Stored items from a collection
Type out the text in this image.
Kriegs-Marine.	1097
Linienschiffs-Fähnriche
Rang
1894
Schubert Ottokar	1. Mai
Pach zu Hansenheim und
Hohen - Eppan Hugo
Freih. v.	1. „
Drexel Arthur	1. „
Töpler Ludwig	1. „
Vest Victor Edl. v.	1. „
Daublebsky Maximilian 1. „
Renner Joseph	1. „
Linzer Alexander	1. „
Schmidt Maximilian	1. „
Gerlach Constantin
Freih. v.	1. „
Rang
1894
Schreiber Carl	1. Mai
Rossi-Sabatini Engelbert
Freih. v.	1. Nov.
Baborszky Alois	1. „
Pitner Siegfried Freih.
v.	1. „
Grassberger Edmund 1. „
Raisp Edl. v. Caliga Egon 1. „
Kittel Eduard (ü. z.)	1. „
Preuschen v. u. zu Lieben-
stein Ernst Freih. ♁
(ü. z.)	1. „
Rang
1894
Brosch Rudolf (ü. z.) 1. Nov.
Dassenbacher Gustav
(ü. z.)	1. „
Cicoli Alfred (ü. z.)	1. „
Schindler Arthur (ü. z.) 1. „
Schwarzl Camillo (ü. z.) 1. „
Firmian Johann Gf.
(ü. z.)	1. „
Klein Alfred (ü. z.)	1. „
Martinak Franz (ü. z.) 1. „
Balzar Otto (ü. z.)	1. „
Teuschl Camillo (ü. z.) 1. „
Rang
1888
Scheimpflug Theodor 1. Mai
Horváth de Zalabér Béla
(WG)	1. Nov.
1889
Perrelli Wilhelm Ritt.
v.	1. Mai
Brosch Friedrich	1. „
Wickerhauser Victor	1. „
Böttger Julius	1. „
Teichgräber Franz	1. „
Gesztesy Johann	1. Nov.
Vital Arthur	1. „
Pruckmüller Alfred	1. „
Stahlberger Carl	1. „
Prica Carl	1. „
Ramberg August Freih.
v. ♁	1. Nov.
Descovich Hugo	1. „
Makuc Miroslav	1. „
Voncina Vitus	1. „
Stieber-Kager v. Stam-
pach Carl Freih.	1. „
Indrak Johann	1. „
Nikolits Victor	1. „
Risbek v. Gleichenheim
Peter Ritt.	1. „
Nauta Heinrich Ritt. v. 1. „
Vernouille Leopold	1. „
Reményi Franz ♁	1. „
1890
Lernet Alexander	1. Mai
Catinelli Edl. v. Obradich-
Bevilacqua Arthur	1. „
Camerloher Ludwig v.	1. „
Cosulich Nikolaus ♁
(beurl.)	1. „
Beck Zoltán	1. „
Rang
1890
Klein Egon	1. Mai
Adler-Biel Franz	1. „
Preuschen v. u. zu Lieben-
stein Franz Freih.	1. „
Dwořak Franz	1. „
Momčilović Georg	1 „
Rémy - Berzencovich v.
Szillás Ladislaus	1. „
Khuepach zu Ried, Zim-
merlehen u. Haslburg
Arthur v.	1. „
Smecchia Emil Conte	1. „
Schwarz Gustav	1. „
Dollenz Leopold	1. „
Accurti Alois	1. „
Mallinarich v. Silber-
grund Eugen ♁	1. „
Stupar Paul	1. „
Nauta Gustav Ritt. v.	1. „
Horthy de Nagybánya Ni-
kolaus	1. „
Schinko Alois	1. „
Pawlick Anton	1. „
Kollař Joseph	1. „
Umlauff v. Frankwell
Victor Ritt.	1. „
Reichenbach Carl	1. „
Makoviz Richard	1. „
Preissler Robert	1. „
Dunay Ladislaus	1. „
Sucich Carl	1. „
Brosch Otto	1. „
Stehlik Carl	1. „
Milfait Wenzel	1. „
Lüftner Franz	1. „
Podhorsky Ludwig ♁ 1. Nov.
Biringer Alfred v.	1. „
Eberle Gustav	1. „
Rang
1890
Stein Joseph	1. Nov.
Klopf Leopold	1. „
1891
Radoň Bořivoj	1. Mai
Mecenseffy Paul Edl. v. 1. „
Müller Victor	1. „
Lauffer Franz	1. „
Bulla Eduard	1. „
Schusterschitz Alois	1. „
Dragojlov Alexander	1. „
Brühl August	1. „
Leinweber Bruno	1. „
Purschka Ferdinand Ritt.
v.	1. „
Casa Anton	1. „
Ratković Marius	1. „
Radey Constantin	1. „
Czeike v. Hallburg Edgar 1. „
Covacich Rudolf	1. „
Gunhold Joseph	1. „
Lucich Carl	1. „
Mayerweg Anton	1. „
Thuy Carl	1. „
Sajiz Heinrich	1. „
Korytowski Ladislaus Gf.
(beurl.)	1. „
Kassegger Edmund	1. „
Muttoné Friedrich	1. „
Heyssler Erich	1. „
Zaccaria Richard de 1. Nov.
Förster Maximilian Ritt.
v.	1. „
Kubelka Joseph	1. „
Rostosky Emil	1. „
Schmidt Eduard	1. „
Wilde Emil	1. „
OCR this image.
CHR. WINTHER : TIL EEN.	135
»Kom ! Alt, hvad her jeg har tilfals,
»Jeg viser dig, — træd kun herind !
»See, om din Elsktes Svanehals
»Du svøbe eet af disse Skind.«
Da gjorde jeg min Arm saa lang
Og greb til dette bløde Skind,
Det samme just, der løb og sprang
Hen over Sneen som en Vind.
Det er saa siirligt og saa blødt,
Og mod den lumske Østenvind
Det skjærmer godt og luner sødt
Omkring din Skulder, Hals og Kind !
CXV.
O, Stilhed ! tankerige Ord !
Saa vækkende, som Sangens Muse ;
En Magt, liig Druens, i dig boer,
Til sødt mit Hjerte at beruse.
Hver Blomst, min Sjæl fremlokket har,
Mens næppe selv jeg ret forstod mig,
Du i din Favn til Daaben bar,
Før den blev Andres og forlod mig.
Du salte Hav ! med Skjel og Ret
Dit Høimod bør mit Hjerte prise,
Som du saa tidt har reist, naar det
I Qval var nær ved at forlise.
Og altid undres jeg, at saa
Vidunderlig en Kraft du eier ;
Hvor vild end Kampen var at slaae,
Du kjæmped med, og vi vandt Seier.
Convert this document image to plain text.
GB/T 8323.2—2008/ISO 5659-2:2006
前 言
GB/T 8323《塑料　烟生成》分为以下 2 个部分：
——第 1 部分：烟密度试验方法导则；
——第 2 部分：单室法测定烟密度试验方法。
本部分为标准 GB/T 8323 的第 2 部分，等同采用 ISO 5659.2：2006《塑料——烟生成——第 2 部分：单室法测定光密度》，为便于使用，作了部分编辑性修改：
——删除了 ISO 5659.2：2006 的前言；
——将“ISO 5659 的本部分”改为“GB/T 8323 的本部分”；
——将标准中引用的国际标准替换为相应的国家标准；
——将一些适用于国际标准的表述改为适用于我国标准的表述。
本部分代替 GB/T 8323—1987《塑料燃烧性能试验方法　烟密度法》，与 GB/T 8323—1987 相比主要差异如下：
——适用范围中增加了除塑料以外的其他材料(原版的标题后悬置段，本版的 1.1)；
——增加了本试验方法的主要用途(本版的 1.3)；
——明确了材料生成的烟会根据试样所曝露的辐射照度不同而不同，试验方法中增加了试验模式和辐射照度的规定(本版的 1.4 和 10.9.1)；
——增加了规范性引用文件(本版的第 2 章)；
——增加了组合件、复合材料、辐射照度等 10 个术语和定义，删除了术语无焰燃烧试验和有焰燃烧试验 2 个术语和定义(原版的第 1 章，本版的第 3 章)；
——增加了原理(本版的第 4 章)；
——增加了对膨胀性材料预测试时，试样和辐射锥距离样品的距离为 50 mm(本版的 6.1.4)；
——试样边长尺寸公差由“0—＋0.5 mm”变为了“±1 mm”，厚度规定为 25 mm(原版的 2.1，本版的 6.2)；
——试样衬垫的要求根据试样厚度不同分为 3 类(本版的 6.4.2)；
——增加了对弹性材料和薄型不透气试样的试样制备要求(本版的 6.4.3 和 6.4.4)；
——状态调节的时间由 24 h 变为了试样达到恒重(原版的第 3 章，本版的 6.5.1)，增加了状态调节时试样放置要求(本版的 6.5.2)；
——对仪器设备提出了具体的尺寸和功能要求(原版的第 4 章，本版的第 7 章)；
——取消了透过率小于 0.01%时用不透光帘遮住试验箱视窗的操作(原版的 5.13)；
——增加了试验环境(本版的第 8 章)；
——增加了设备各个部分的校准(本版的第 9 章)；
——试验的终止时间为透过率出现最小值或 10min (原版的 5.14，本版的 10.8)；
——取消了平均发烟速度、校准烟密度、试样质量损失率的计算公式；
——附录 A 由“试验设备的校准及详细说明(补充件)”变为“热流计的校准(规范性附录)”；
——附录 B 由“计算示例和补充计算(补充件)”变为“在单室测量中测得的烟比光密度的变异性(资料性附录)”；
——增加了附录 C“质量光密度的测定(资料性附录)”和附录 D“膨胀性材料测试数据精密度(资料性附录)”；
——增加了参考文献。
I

#### Exercise instructions
Scan the material above. Extract every line in which the word "Victor" occurs.

#### The reply
Vest Victor Edl. v.	1. „
Wickerhauser Victor	1. „
Nikolits Victor	1. „
Victor Ritt.	1. „
Müller Victor	1. „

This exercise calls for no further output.